§ Requirement
In the forum comment below about the Fe language, which approach to evaluating an expression such as (foo bar quux) does the writer associate with Lisp?

§ Source extract
I couldn't see (other than reading the code) if you have an expression (foo
bar quux) if foo is first evaluated before calling the result. I seem to
recall Scheme follows this approach.

Alternately, the name foo could be looked up in a global symbol table and the
result (presumably a lambda expression) is applied to the list of evaluated
arguments (bar quux). I associate this approach with Lisp.

I didn't see any error trapping mentioned in the documentation, so I assume if
you try to do something like divide by zero, that Fe will crash. How much work
does it take to implement a simple error trap strategy ?

I didn't see if the language supports a fluid let (any variable name is looked
up at run time when the reference is encountered thru the stack levels until
the name is found. Presumably each time new variables are created with let,
they would be added at run-time to the symbol table.

The other choice would be that the variables are lexically scoped. Thus when
reading in the code, variables are "found" in the order the program is written
on the page, and there is no searching of the run time stack frames to find
the "innermost" version of the variable name.

§ Provided information
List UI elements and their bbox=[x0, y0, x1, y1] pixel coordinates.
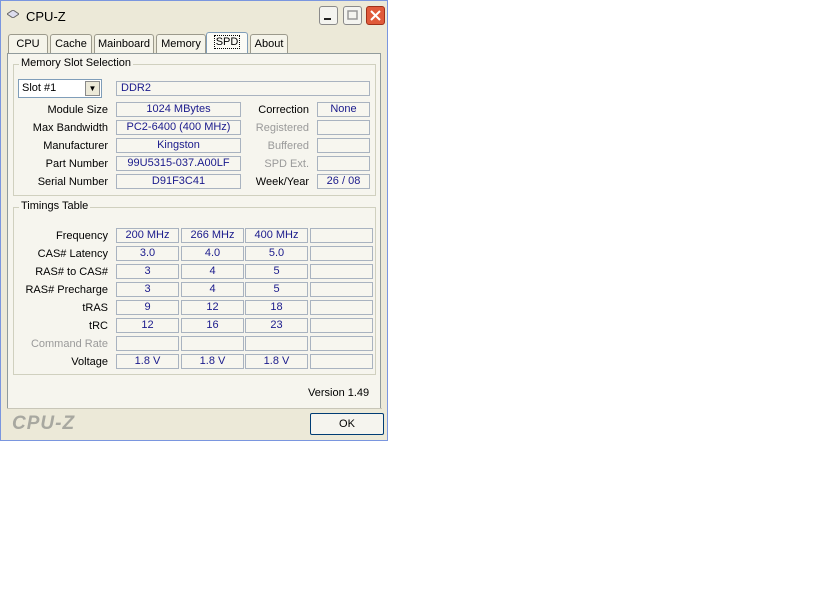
cpu-z-logo: CPU-Z bbox=[12, 413, 76, 434]
timing-cell: 266 MHz bbox=[181, 228, 244, 243]
buffered-label: Buffered bbox=[267, 140, 309, 152]
cpu-z-diamond-icon bbox=[7, 10, 19, 18]
title-bar[interactable]: CPU-Z bbox=[1, 1, 387, 31]
correction-label: Correction bbox=[258, 104, 309, 116]
timing-cell: 200 MHz bbox=[116, 228, 179, 243]
timing-row-label: tRC bbox=[89, 320, 108, 332]
timing-cell: 16 bbox=[181, 318, 244, 333]
timing-cell: 5.0 bbox=[245, 246, 308, 261]
timing-cell bbox=[310, 318, 373, 333]
timing-cell: 4 bbox=[181, 264, 244, 279]
week-year-value: 26 / 08 bbox=[317, 174, 370, 189]
slot-selected-value: Slot #1 bbox=[22, 82, 57, 94]
timing-cell bbox=[116, 336, 179, 351]
part-number-value: 99U5315-037.A00LF bbox=[116, 156, 241, 171]
timing-cell: 1.8 V bbox=[181, 354, 244, 369]
timing-cell: 400 MHz bbox=[245, 228, 308, 243]
dropdown-arrow-icon[interactable]: ▼ bbox=[85, 81, 100, 96]
timing-cell bbox=[310, 300, 373, 315]
timing-cell: 1.8 V bbox=[245, 354, 308, 369]
timing-row-label: tRAS bbox=[82, 302, 108, 314]
max-bandwidth-value: PC2-6400 (400 MHz) bbox=[116, 120, 241, 135]
serial-number-value: D91F3C41 bbox=[116, 174, 241, 189]
manufacturer-value: Kingston bbox=[116, 138, 241, 153]
tab-cache[interactable]: Cache bbox=[50, 34, 92, 53]
window-title: CPU-Z bbox=[26, 9, 66, 24]
timing-row-label: RAS# to CAS# bbox=[35, 266, 108, 278]
timing-cell bbox=[181, 336, 244, 351]
module-size-value: 1024 MBytes bbox=[116, 102, 241, 117]
timing-cell: 3 bbox=[116, 282, 179, 297]
week-year-label: Week/Year bbox=[255, 176, 309, 188]
footer-separator bbox=[7, 408, 382, 409]
tab-memory[interactable]: Memory bbox=[156, 34, 206, 53]
registered-label: Registered bbox=[255, 122, 309, 134]
version-label: Version 1.49 bbox=[308, 387, 370, 399]
correction-value: None bbox=[317, 102, 370, 117]
timing-row-label: RAS# Precharge bbox=[25, 284, 108, 296]
spd-panel: Memory Slot Selection Slot #1 ▼ DDR2 Mod… bbox=[7, 53, 381, 409]
serial-number-label: Serial Number bbox=[37, 176, 108, 188]
max-bandwidth-label: Max Bandwidth bbox=[32, 122, 108, 134]
timing-cell: 12 bbox=[116, 318, 179, 333]
timing-row-label: Voltage bbox=[71, 356, 108, 368]
memory-type-field: DDR2 bbox=[116, 81, 370, 96]
close-icon bbox=[370, 10, 381, 21]
timing-row-label: Command Rate bbox=[30, 338, 108, 350]
timings-table-legend: Timings Table bbox=[19, 200, 91, 212]
cpu-z-window: CPU-Z CPU Cache Mainboard Memory SPD Abo… bbox=[0, 0, 388, 441]
module-size-label: Module Size bbox=[47, 104, 108, 116]
timing-cell: 3 bbox=[116, 264, 179, 279]
timing-cell: 23 bbox=[245, 318, 308, 333]
timing-cell: 3.0 bbox=[116, 246, 179, 261]
memory-slot-group: Memory Slot Selection Slot #1 ▼ DDR2 Mod… bbox=[13, 57, 376, 196]
timing-cell bbox=[310, 354, 373, 369]
spd-ext-label: SPD Ext. bbox=[264, 158, 309, 170]
close-button[interactable] bbox=[366, 6, 385, 25]
timing-cell: 1.8 V bbox=[116, 354, 179, 369]
maximize-icon bbox=[347, 10, 358, 20]
tab-spd[interactable]: SPD bbox=[206, 32, 248, 54]
timings-table-group: Timings Table Frequency 200 MHz 266 MHz 400… bbox=[13, 200, 376, 375]
timing-cell bbox=[310, 336, 373, 351]
minimize-icon bbox=[324, 18, 331, 20]
timing-cell: 4.0 bbox=[181, 246, 244, 261]
timing-cell: 9 bbox=[116, 300, 179, 315]
timing-cell: 12 bbox=[181, 300, 244, 315]
timing-cell: 5 bbox=[245, 282, 308, 297]
timing-cell: 18 bbox=[245, 300, 308, 315]
ok-button[interactable]: OK bbox=[310, 413, 384, 435]
minimize-button[interactable] bbox=[319, 6, 338, 25]
timing-cell: 5 bbox=[245, 264, 308, 279]
timing-row-label: CAS# Latency bbox=[37, 248, 108, 260]
timing-row-label: Frequency bbox=[56, 230, 108, 242]
buffered-value bbox=[317, 138, 370, 153]
memory-slot-legend: Memory Slot Selection bbox=[19, 57, 134, 69]
timing-cell bbox=[310, 228, 373, 243]
registered-value bbox=[317, 120, 370, 135]
manufacturer-label: Manufacturer bbox=[43, 140, 108, 152]
spd-ext-value bbox=[317, 156, 370, 171]
part-number-label: Part Number bbox=[45, 158, 108, 170]
slot-select[interactable]: Slot #1 ▼ bbox=[18, 79, 102, 98]
timing-cell bbox=[310, 264, 373, 279]
tab-cpu[interactable]: CPU bbox=[8, 34, 48, 53]
timing-cell bbox=[310, 246, 373, 261]
tab-about[interactable]: About bbox=[250, 34, 288, 53]
timing-cell bbox=[245, 336, 308, 351]
timing-cell: 4 bbox=[181, 282, 244, 297]
maximize-button[interactable] bbox=[343, 6, 362, 25]
tab-mainboard[interactable]: Mainboard bbox=[94, 34, 154, 53]
timing-cell bbox=[310, 282, 373, 297]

§ Output
Looking up the name foo in a global symbol table and applying the result, presumably a lambda expression, to the list of evaluated arguments (bar quux).